**Your goal**:
Write out the entries again exactly as they are given.

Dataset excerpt
((

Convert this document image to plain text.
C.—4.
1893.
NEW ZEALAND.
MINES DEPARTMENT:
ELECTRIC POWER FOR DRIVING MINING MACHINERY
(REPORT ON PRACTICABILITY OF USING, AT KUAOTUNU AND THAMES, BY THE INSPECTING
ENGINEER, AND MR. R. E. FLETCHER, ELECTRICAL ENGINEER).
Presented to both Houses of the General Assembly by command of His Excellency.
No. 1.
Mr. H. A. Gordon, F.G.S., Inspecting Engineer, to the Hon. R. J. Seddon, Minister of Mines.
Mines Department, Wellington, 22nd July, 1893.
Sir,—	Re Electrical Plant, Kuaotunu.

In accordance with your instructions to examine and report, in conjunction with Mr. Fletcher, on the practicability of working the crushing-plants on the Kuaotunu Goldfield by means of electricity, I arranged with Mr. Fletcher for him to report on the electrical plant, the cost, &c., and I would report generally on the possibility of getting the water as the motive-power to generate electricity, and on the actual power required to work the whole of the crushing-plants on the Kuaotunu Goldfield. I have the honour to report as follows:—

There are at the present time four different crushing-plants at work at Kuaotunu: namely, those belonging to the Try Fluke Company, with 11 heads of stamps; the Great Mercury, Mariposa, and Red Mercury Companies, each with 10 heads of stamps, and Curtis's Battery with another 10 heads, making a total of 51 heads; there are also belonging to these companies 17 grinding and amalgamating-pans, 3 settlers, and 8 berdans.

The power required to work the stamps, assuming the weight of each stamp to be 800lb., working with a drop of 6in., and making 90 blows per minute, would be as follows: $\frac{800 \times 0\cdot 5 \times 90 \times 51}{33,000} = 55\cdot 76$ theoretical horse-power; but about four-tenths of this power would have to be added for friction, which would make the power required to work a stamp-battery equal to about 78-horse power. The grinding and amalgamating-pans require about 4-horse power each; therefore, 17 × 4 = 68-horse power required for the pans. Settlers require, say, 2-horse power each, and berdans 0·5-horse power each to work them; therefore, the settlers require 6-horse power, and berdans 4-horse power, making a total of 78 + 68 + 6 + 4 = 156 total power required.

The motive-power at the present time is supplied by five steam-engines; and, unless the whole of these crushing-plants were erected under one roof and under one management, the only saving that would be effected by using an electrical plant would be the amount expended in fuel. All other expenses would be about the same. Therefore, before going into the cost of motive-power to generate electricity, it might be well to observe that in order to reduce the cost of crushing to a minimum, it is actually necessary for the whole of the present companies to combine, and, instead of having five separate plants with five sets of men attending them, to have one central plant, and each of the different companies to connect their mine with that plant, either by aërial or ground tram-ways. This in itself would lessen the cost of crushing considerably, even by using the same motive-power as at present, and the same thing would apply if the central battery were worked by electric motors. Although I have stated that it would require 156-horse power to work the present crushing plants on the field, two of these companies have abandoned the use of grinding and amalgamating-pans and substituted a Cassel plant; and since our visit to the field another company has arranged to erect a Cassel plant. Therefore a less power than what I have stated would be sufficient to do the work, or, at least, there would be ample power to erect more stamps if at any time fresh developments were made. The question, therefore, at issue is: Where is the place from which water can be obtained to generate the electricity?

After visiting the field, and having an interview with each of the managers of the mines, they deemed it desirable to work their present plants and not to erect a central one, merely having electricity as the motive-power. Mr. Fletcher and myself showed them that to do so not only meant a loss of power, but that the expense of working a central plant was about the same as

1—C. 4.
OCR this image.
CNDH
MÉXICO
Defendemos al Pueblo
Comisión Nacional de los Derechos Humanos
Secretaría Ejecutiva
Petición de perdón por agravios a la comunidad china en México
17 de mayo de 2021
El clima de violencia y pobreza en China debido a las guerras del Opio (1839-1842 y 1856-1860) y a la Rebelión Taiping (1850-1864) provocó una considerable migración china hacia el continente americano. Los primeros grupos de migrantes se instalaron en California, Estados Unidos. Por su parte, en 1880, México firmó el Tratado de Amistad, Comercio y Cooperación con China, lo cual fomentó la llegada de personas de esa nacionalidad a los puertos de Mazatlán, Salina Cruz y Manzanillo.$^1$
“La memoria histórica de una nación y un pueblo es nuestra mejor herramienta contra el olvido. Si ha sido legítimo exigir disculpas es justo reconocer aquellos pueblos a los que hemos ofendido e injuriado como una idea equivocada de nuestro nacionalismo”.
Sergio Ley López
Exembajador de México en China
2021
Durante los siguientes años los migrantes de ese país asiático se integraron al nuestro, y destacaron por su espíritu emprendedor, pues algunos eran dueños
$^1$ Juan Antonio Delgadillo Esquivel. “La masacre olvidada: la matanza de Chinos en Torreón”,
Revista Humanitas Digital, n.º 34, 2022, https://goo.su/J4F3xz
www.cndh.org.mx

))

**Answer to this exercise**:
Convert this document image to plain text.
C.—4.
1893.
NEW ZEALAND.
MINES DEPARTMENT:
ELECTRIC POWER FOR DRIVING MINING MACHINERY
(REPORT ON PRACTICABILITY OF USING, AT KUAOTUNU AND THAMES, BY THE INSPECTING
ENGINEER, AND MR. R. E. FLETCHER, ELECTRICAL ENGINEER).
Presented to both Houses of the General Assembly by command of His Excellency.
No. 1.
Mr. H. A. Gordon, F.G.S., Inspecting Engineer, to the Hon. R. J. Seddon, Minister of Mines.
Mines Department, Wellington, 22nd July, 1893.
Sir,—	Re Electrical Plant, Kuaotunu.

In accordance with your instructions to examine and report, in conjunction with Mr. Fletcher, on the practicability of working the crushing-plants on the Kuaotunu Goldfield by means of electricity, I arranged with Mr. Fletcher for him to report on the electrical plant, the cost, &c., and I would report generally on the possibility of getting the water as the motive-power to generate electricity, and on the actual power required to work the whole of the crushing-plants on the Kuaotunu Goldfield. I have the honour to report as follows:—

There are at the present time four different crushing-plants at work at Kuaotunu: namely, those belonging to the Try Fluke Company, with 11 heads of stamps; the Great Mercury, Mariposa, and Red Mercury Companies, each with 10 heads of stamps, and Curtis's Battery with another 10 heads, making a total of 51 heads; there are also belonging to these companies 17 grinding and amalgamating-pans, 3 settlers, and 8 berdans.

The power required to work the stamps, assuming the weight of each stamp to be 800lb., working with a drop of 6in., and making 90 blows per minute, would be as follows: $\frac{800 \times 0\cdot 5 \times 90 \times 51}{33,000} = 55\cdot 76$ theoretical horse-power; but about four-tenths of this power would have to be added for friction, which would make the power required to work a stamp-battery equal to about 78-horse power. The grinding and amalgamating-pans require about 4-horse power each; therefore, 17 × 4 = 68-horse power required for the pans. Settlers require, say, 2-horse power each, and berdans 0·5-horse power each to work them; therefore, the settlers require 6-horse power, and berdans 4-horse power, making a total of 78 + 68 + 6 + 4 = 156 total power required.

The motive-power at the present time is supplied by five steam-engines; and, unless the whole of these crushing-plants were erected under one roof and under one management, the only saving that would be effected by using an electrical plant would be the amount expended in fuel. All other expenses would be about the same. Therefore, before going into the cost of motive-power to generate electricity, it might be well to observe that in order to reduce the cost of crushing to a minimum, it is actually necessary for the whole of the present companies to combine, and, instead of having five separate plants with five sets of men attending them, to have one central plant, and each of the different companies to connect their mine with that plant, either by aërial or ground tram-ways. This in itself would lessen the cost of crushing considerably, even by using the same motive-power as at present, and the same thing would apply if the central battery were worked by electric motors. Although I have stated that it would require 156-horse power to work the present crushing plants on the field, two of these companies have abandoned the use of grinding and amalgamating-pans and substituted a Cassel plant; and since our visit to the field another company has arranged to erect a Cassel plant. Therefore a less power than what I have stated would be sufficient to do the work, or, at least, there would be ample power to erect more stamps if at any time fresh developments were made. The question, therefore, at issue is: Where is the place from which water can be obtained to generate the electricity?

After visiting the field, and having an interview with each of the managers of the mines, they deemed it desirable to work their present plants and not to erect a central one, merely having electricity as the motive-power. Mr. Fletcher and myself showed them that to do so not only meant a loss of power, but that the expense of working a central plant was about the same as

1—C. 4.
OCR this image.
CNDH
MÉXICO
Defendemos al Pueblo
Comisión Nacional de los Derechos Humanos
Secretaría Ejecutiva
Petición de perdón por agravios a la comunidad china en México
17 de mayo de 2021
El clima de violencia y pobreza en China debido a las guerras del Opio (1839-1842 y 1856-1860) y a la Rebelión Taiping (1850-1864) provocó una considerable migración china hacia el continente americano. Los primeros grupos de migrantes se instalaron en California, Estados Unidos. Por su parte, en 1880, México firmó el Tratado de Amistad, Comercio y Cooperación con China, lo cual fomentó la llegada de personas de esa nacionalidad a los puertos de Mazatlán, Salina Cruz y Manzanillo.$^1$
“La memoria histórica de una nación y un pueblo es nuestra mejor herramienta contra el olvido. Si ha sido legítimo exigir disculpas es justo reconocer aquellos pueblos a los que hemos ofendido e injuriado como una idea equivocada de nuestro nacionalismo”.
Sergio Ley López
Exembajador de México en China
2021
Durante los siguientes años los migrantes de ese país asiático se integraron al nuestro, y destacaron por su espíritu emprendedor, pues algunos eran dueños
$^1$ Juan Antonio Delgadillo Esquivel. “La masacre olvidada: la matanza de Chinos en Torreón”,
Revista Humanitas Digital, n.º 34, 2022, https://goo.su/J4F3xz
www.cndh.org.mx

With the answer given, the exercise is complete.